YOUR OBJECTIVE -> Every entry below must be repeated exactly; skip the pictures.
───
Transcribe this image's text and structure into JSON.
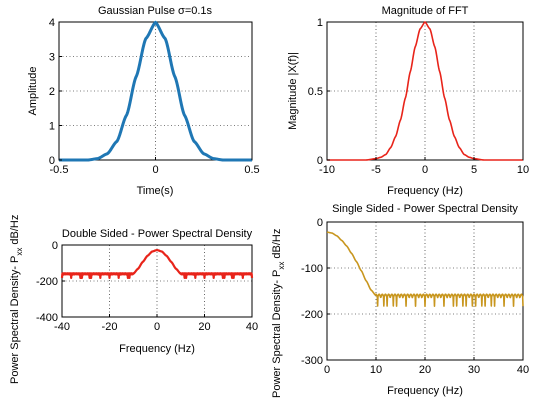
{
  "chart_data": [
    {
      "type": "line",
      "title": "Gaussian Pulse σ=0.1s",
      "xlabel": "Time(s)",
      "ylabel": "Amplitude",
      "xlim": [
        -0.5,
        0.5
      ],
      "ylim": [
        0,
        4
      ],
      "xticks": [
        "-0.5",
        "0",
        "0.5"
      ],
      "yticks": [
        "0",
        "1",
        "2",
        "3",
        "4"
      ],
      "grid": true,
      "series": [
        {
          "color": "#1f77b4",
          "x": [
            -0.5,
            -0.45,
            -0.4,
            -0.35,
            -0.3,
            -0.25,
            -0.2,
            -0.15,
            -0.1,
            -0.05,
            0,
            0.05,
            0.1,
            0.15,
            0.2,
            0.25,
            0.3,
            0.35,
            0.4,
            0.45,
            0.5
          ],
          "y": [
            0,
            0,
            0,
            0,
            0.04,
            0.18,
            0.54,
            1.3,
            2.42,
            3.52,
            3.99,
            3.52,
            2.42,
            1.3,
            0.54,
            0.18,
            0.04,
            0,
            0,
            0,
            0
          ]
        }
      ]
    },
    {
      "type": "line",
      "title": "Magnitude of FFT",
      "xlabel": "Frequency (Hz)",
      "ylabel": "Magnitude |X(f)|",
      "xlim": [
        -10,
        10
      ],
      "ylim": [
        0,
        1
      ],
      "xticks": [
        "-10",
        "-5",
        "0",
        "5",
        "10"
      ],
      "yticks": [
        "0",
        "0.5",
        "1"
      ],
      "grid": true,
      "series": [
        {
          "color": "#e8241a",
          "x": [
            -10,
            -6,
            -5,
            -4.5,
            -4,
            -3.5,
            -3,
            -2.5,
            -2,
            -1.5,
            -1,
            -0.5,
            0,
            0.5,
            1,
            1.5,
            2,
            2.5,
            3,
            3.5,
            4,
            4.5,
            5,
            6,
            10
          ],
          "y": [
            0,
            0,
            0.01,
            0.02,
            0.04,
            0.09,
            0.17,
            0.29,
            0.45,
            0.64,
            0.82,
            0.95,
            1,
            0.95,
            0.82,
            0.64,
            0.45,
            0.29,
            0.17,
            0.09,
            0.04,
            0.02,
            0.01,
            0,
            0
          ]
        }
      ]
    },
    {
      "type": "line",
      "title": "Double Sided - Power Spectral Density",
      "xlabel": "Frequency (Hz)",
      "ylabel": "Power Spectral Density- P",
      "ylabel_sub": "xx",
      "ylabel_unit": "dB/Hz",
      "xlim": [
        -40,
        40
      ],
      "ylim": [
        -400,
        0
      ],
      "xticks": [
        "-40",
        "-20",
        "0",
        "20",
        "40"
      ],
      "yticks": [
        "-400",
        "-200",
        "0"
      ],
      "grid": true,
      "series": [
        {
          "color": "#e8241a",
          "x": [
            -40,
            -12,
            -10,
            -8,
            -6,
            -4,
            -2,
            0,
            2,
            4,
            6,
            8,
            10,
            12,
            40
          ],
          "y": [
            -165,
            -165,
            -160,
            -132,
            -94,
            -60,
            -36,
            -28,
            -36,
            -60,
            -94,
            -132,
            -160,
            -165,
            -165
          ]
        }
      ]
    },
    {
      "type": "line",
      "title": "Single Sided - Power Spectral Density",
      "xlabel": "Frequency (Hz)",
      "ylabel": "Power Spectral Density- P",
      "ylabel_sub": "xx",
      "ylabel_unit": "dB/Hz",
      "xlim": [
        0,
        40
      ],
      "ylim": [
        -300,
        0
      ],
      "xticks": [
        "0",
        "10",
        "20",
        "30",
        "40"
      ],
      "yticks": [
        "-300",
        "-200",
        "-100",
        "0"
      ],
      "grid": true,
      "series": [
        {
          "color": "#c8961e",
          "x": [
            0,
            1,
            2,
            3,
            4,
            5,
            6,
            7,
            8,
            9,
            10,
            12,
            40
          ],
          "y": [
            -22,
            -24,
            -30,
            -40,
            -52,
            -68,
            -86,
            -106,
            -128,
            -148,
            -160,
            -165,
            -165
          ]
        }
      ]
    }
  ]
}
───
TASK SOLUTION ->
Transcribe this image's text and structure into JSON.
{
  "chart_data": [
    {
      "type": "line",
      "title": "Gaussian Pulse σ=0.1s",
      "xlabel": "Time(s)",
      "ylabel": "Amplitude",
      "xlim": [
        -0.5,
        0.5
      ],
      "ylim": [
        0,
        4
      ],
      "xticks": [
        "-0.5",
        "0",
        "0.5"
      ],
      "yticks": [
        "0",
        "1",
        "2",
        "3",
        "4"
      ],
      "grid": true,
      "series": [
        {
          "color": "#1f77b4",
          "x": [
            -0.5,
            -0.45,
            -0.4,
            -0.35,
            -0.3,
            -0.25,
            -0.2,
            -0.15,
            -0.1,
            -0.05,
            0,
            0.05,
            0.1,
            0.15,
            0.2,
            0.25,
            0.3,
            0.35,
            0.4,
            0.45,
            0.5
          ],
          "y": [
            0,
            0,
            0,
            0,
            0.04,
            0.18,
            0.54,
            1.3,
            2.42,
            3.52,
            3.99,
            3.52,
            2.42,
            1.3,
            0.54,
            0.18,
            0.04,
            0,
            0,
            0,
            0
          ]
        }
      ]
    },
    {
      "type": "line",
      "title": "Magnitude of FFT",
      "xlabel": "Frequency (Hz)",
      "ylabel": "Magnitude |X(f)|",
      "xlim": [
        -10,
        10
      ],
      "ylim": [
        0,
        1
      ],
      "xticks": [
        "-10",
        "-5",
        "0",
        "5",
        "10"
      ],
      "yticks": [
        "0",
        "0.5",
        "1"
      ],
      "grid": true,
      "series": [
        {
          "color": "#e8241a",
          "x": [
            -10,
            -6,
            -5,
            -4.5,
            -4,
            -3.5,
            -3,
            -2.5,
            -2,
            -1.5,
            -1,
            -0.5,
            0,
            0.5,
            1,
            1.5,
            2,
            2.5,
            3,
            3.5,
            4,
            4.5,
            5,
            6,
            10
          ],
          "y": [
            0,
            0,
            0.01,
            0.02,
            0.04,
            0.09,
            0.17,
            0.29,
            0.45,
            0.64,
            0.82,
            0.95,
            1,
            0.95,
            0.82,
            0.64,
            0.45,
            0.29,
            0.17,
            0.09,
            0.04,
            0.02,
            0.01,
            0,
            0
          ]
        }
      ]
    },
    {
      "type": "line",
      "title": "Double Sided - Power Spectral Density",
      "xlabel": "Frequency (Hz)",
      "ylabel": "Power Spectral Density- P",
      "ylabel_sub": "xx",
      "ylabel_unit": "dB/Hz",
      "xlim": [
        -40,
        40
      ],
      "ylim": [
        -400,
        0
      ],
      "xticks": [
        "-40",
        "-20",
        "0",
        "20",
        "40"
      ],
      "yticks": [
        "-400",
        "-200",
        "0"
      ],
      "grid": true,
      "series": [
        {
          "color": "#e8241a",
          "x": [
            -40,
            -12,
            -10,
            -8,
            -6,
            -4,
            -2,
            0,
            2,
            4,
            6,
            8,
            10,
            12,
            40
          ],
          "y": [
            -165,
            -165,
            -160,
            -132,
            -94,
            -60,
            -36,
            -28,
            -36,
            -60,
            -94,
            -132,
            -160,
            -165,
            -165
          ]
        }
      ]
    },
    {
      "type": "line",
      "title": "Single Sided - Power Spectral Density",
      "xlabel": "Frequency (Hz)",
      "ylabel": "Power Spectral Density- P",
      "ylabel_sub": "xx",
      "ylabel_unit": "dB/Hz",
      "xlim": [
        0,
        40
      ],
      "ylim": [
        -300,
        0
      ],
      "xticks": [
        "0",
        "10",
        "20",
        "30",
        "40"
      ],
      "yticks": [
        "-300",
        "-200",
        "-100",
        "0"
      ],
      "grid": true,
      "series": [
        {
          "color": "#c8961e",
          "x": [
            0,
            1,
            2,
            3,
            4,
            5,
            6,
            7,
            8,
            9,
            10,
            12,
            40
          ],
          "y": [
            -22,
            -24,
            -30,
            -40,
            -52,
            -68,
            -86,
            -106,
            -128,
            -148,
            -160,
            -165,
            -165
          ]
        }
      ]
    }
  ]
}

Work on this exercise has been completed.